▶ [УСЛОВИЯ ЗАДАНИЙ]
a – Перепиши фрагмент эссе об Олеше, заменив в нем "верноподданным идеологам" на "официальным идеологам". Начни со слов, где есть "Слишком осторожная критика", и закончи после "уже были обречены.".
b – В эссе об Олеше и его современниках изложи короче абзац, начинающийся словами «Эта позиция Олеши была типична», сохранив его основные факты.
c – Продолжи эссе о Юрии Олеше и его современниках после последнего абзаца.

▶ [ИСТОЧНИК]
Эссе о Юрии Олеше и его современниках. Статьи. Эссе. Письма. - Панченко Ирина 4 стр.


Эта позиция Олеши была типична для тех лет. Стоит сравнить речь Олеши с выступлением Мейерхольда на общем собрании ГОСТИМа в декабре 1937 года после появления в «Правде» разгромной статьи П. Керженцева «Чужой театр». Правда, В. Мейерхольд обвинял не других, а себя: «…партия правильно ставит вопрос – народу нужно искусство простое, нужно снимать с искусства всякую шелуху, всякие изощрения, всякие импрессионизмы, экспрессионизмы, акмеизмы и т. п…. Никаких выкрутасов и изысков. Это самое важное, что мы должны на сегодняшний день сказать… Ленин нас учил… мы торжественно обещаем товарищу Сталину к двадцатилетию Великой Октябрьской революции…» и т. п.[74].

Слишком осторожная критика Шостаковича Олешей не понравилась верноподданным идеологам. И это недовольство не замедлило вылиться в редакционную статью «К итогам дискуссии»[75], в которой Олеша будет подвергнут «проработке». Ну а самокритика и покаяние Мейерхольда, которыми он хотел спасти театр и отвести беду от себя, и вовсе не возымели действия. Режиссёр, как и его театр, уже были обречены.

▶ [ВЫДЕРЖКИ ИЗ ЗАПИСЕЙ]

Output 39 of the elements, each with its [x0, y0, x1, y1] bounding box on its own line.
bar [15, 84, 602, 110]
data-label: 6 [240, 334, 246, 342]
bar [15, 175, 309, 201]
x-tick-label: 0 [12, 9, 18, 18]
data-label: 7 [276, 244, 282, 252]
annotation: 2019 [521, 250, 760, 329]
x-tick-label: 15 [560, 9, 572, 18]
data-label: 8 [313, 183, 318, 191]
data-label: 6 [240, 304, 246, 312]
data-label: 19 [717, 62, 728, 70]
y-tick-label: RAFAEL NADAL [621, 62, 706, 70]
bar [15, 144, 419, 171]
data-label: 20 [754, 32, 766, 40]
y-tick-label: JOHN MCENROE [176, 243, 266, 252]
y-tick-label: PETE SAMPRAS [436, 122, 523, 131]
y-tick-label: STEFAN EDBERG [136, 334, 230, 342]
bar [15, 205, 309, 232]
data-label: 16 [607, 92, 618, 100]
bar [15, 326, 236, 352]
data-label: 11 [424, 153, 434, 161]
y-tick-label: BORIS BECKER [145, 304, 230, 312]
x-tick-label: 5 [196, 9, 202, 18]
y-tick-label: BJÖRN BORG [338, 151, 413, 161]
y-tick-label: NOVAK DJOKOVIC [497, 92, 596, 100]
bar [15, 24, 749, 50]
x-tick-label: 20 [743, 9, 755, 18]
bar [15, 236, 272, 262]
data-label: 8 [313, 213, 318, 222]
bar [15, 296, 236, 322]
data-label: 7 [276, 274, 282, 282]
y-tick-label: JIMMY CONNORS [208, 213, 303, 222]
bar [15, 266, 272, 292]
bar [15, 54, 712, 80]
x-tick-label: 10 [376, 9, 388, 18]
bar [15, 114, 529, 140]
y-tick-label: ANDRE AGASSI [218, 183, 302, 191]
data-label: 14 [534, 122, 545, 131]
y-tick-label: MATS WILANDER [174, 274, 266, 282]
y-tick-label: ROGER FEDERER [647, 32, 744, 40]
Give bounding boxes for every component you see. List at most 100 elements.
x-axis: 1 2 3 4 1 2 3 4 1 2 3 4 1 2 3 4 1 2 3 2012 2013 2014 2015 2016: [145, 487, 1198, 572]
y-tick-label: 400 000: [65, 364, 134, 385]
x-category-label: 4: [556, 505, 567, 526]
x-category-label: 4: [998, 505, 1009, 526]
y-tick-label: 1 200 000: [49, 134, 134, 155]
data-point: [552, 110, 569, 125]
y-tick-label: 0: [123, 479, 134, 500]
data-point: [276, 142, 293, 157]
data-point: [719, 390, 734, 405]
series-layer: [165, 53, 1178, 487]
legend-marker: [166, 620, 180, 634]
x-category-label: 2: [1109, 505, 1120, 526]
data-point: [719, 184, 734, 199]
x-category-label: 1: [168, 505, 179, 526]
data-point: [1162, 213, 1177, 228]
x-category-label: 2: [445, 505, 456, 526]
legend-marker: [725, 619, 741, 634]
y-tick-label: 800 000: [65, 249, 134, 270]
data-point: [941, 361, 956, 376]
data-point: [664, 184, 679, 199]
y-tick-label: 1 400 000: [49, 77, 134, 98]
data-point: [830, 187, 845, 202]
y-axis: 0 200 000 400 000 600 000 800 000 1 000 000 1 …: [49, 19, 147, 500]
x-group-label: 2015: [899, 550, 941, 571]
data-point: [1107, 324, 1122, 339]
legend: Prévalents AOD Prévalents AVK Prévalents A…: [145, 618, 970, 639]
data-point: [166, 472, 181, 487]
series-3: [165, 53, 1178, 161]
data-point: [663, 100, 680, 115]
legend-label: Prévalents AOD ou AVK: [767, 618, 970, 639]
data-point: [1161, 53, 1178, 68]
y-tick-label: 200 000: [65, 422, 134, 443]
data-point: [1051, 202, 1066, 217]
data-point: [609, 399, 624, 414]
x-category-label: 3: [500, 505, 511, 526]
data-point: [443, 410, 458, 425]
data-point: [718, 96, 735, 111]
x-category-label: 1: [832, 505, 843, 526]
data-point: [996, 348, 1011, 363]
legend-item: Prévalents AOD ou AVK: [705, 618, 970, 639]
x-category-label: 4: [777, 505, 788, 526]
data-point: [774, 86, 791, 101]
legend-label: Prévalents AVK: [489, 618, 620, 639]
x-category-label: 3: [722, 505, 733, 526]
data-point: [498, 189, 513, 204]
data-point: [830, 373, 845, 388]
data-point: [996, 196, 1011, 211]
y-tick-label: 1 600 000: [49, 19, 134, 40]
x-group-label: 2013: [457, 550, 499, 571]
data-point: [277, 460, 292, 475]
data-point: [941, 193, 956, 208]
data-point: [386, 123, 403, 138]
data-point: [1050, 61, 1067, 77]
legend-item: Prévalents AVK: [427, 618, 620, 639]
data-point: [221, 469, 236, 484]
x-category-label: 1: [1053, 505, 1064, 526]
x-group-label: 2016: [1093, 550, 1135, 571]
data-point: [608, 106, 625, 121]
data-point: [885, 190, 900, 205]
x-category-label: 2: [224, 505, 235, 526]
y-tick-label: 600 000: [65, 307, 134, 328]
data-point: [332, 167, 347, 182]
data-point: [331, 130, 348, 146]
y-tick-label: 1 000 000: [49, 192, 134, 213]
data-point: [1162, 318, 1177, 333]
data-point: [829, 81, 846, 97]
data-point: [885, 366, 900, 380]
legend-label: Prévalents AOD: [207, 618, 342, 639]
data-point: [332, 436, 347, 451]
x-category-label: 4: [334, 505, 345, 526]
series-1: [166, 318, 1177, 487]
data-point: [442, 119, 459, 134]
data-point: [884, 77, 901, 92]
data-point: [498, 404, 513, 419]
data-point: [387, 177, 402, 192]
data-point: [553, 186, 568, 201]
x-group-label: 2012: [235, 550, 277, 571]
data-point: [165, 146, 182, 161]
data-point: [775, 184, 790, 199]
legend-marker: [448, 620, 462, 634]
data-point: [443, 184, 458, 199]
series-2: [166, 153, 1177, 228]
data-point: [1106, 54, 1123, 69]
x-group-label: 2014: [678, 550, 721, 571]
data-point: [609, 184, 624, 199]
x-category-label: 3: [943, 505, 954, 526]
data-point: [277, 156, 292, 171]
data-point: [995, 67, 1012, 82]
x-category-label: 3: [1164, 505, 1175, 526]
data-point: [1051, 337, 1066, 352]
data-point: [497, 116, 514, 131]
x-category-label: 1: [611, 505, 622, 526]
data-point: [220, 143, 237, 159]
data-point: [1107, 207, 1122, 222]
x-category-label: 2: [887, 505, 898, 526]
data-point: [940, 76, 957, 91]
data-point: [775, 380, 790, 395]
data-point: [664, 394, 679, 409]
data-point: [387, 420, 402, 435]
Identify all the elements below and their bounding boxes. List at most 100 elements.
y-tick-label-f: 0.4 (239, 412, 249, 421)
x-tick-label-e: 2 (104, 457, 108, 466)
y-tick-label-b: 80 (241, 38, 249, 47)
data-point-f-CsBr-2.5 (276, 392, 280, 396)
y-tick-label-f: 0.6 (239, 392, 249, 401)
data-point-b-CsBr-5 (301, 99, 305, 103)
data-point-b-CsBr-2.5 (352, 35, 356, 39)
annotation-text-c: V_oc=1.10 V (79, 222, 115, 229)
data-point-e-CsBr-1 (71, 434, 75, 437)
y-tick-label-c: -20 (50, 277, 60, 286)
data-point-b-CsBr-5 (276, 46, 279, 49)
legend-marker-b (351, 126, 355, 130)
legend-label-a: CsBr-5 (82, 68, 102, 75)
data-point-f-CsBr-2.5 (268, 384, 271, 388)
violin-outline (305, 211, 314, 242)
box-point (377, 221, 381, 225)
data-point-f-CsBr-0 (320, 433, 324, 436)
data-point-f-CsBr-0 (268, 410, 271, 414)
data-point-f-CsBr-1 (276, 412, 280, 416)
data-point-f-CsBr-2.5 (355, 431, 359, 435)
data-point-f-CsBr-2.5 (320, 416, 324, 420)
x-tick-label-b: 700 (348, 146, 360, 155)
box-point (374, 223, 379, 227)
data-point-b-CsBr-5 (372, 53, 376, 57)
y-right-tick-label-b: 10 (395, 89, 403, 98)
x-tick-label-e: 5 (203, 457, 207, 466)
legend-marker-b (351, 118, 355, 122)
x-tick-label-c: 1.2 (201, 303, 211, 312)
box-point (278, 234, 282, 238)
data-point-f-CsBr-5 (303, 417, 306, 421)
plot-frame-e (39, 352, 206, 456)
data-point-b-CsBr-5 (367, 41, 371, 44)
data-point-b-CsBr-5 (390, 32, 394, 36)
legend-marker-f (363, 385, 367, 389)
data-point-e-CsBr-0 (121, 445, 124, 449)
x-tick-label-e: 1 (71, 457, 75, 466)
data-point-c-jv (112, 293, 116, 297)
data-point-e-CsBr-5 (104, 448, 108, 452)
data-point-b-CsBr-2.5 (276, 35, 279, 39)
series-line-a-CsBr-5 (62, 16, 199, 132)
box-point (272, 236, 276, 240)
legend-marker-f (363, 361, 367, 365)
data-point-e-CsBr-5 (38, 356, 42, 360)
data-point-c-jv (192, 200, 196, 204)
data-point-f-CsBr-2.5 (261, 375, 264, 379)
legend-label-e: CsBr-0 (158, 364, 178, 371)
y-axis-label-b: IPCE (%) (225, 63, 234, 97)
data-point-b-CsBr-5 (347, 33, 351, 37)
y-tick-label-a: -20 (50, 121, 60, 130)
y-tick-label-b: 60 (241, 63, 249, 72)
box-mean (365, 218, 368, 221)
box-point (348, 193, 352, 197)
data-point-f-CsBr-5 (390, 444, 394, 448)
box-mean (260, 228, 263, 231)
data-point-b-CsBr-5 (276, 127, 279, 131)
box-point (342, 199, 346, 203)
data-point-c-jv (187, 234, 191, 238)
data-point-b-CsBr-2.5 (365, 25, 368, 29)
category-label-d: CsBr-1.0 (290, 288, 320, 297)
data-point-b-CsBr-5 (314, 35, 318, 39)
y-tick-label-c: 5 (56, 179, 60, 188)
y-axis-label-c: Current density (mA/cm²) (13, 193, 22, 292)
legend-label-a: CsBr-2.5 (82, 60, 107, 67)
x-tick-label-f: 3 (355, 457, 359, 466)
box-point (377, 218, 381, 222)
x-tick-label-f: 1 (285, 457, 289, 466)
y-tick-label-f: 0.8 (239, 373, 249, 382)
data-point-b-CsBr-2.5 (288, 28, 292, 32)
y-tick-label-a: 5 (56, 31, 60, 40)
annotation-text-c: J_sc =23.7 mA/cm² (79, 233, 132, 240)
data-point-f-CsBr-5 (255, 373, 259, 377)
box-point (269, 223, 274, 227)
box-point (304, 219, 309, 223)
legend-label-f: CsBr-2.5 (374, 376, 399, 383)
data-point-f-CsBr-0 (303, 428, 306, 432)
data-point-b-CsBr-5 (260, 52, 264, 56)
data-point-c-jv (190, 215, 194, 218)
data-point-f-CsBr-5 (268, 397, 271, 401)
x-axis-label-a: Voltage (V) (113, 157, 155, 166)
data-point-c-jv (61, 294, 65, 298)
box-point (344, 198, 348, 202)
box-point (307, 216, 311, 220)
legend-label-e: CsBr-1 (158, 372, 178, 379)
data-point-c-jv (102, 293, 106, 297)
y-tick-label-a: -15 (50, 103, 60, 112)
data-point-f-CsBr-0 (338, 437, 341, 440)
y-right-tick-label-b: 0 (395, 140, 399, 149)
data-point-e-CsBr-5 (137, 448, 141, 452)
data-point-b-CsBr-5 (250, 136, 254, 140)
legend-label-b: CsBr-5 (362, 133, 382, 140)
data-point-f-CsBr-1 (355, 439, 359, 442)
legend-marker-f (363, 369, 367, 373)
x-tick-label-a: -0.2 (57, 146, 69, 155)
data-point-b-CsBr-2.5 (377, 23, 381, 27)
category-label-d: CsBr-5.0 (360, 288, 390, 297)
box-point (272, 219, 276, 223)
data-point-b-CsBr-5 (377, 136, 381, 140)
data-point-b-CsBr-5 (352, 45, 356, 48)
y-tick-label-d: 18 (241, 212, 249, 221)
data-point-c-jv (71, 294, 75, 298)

▶ [ОТВЕТЫ К ЗАДАНИЯМ]
a –
Слишком осторожная критика Шостаковича Олешей не понравилась официальным идеологам. И это недовольство не замедлило вылиться в редакционную статью «К итогам дискуссии»[75], в которой Олеша будет подвергнут «проработке». Ну а самокритика и покаяние Мейерхольда, которыми он хотел спасти театр и отвести беду от себя, и вовсе не возымели действия. Режиссёр, как и его театр, уже были обречены.

b – Позиция Олеши была типична для тех лет. Это видно, если сравнить его речь с выступлением Мейерхольда на общем собрании ГОСТИМа в декабре 1937 года. Мейерхольд выступал после разгромной статьи П. Керженцева «Чужой театр» в «Правде». В отличие от Олеши, он обвинял не других, а себя. Мейерхольд признал правоту партии: народу нужно простое искусство без «шелухи», изощрений, импрессионизмов, экспрессионизмов и акмеизмов. Он ссылался на Ленина и давал торжественное обещание товарищу Сталину к двадцатилетию Октябрьской революции.

c –
Однако не очень удачный опыт конформизма не прошёл для Олеши, как и многих других советских писателей, даром. В речи 1937 года «Фашисты перед судом народа» он уже с казённым пафосом клеймит обвиняемых в троцкизме, не нарушая правил тогдашней идеологической кампании: «Люди, которых сейчас судят, вызывают омерзение… Мерзавцы, жалкие люди, шпионы, честолюбцы, завистники хотели поднять руку на того, кому народ сказал: ты сделал меня счастливым, я тебя люблю. Это сказал народ! Отношение народа к Сталину рождает такое же волнение, какое рождает искусство!»[76]. Ценно свидетельство А. Синявского, который в книге «Основы советской цивилизации» писал: «Несколько лет тому назад, собирая из старых газетных материалов коллаж, посвящённый 37-му году, мы с тоской обнаружили, что тогда опозорились все. Буквально все. Раздавить гадину в лице очередных врагов народа призывали и Юрий Олеша, и Платонов, и Зощенко, и Паоло Яшвили, и Бабель, и Тынянов, и ещё, и ещё – и все они с гневными статьями и с художественными особенностями… А рядом печатались коллективочки, где среди россыпи имён опять же и Зощенко, и Тынянов, и Паустовский, и Павел Антокольский, и Пастернак…»[77]. Действительно, это было время, когда газеты ежедневно печатали обращения трудящихся с призывами покарать смертью «троцкистско-зиновьевско-бухаринских убийц», когда на тысячах собраний миллионы советских граждан приветствовали сообщения о расстрелах врагов, когда интеллигенция – вольно и невольно – пошла в услужение тоталитарному режиму.

Есть ли у нас сегодня право судить Олешу за эти его выступления? Ведь и отказ принять участие в подобных ритуалах был чреват самыми непредсказуемыми последствиями… Думаю, что конформистские речи Олеши, его сценарий «Строгий юноша» – это явления того же печального ряда, что и «Батум» М. Булгакова; стихи А. Ахматовой, прославлявшие Сталина; «Ода Сталину» и уничтоженные вдовой воронежские стихи О. Мандельштама, посвященные «строителям» Беломорско-Балтийского канала…

Правда, компромиссы не сломили ни Булгакова, ни Ахматову. У них хватило сил на «Мастера и Маргариту», на «Реквием». Олеша оказался слабее. Он сумел оставить только устные остроты, записанные другими, да отрывочные, порой удивительно прекрасные, дневниковые записи.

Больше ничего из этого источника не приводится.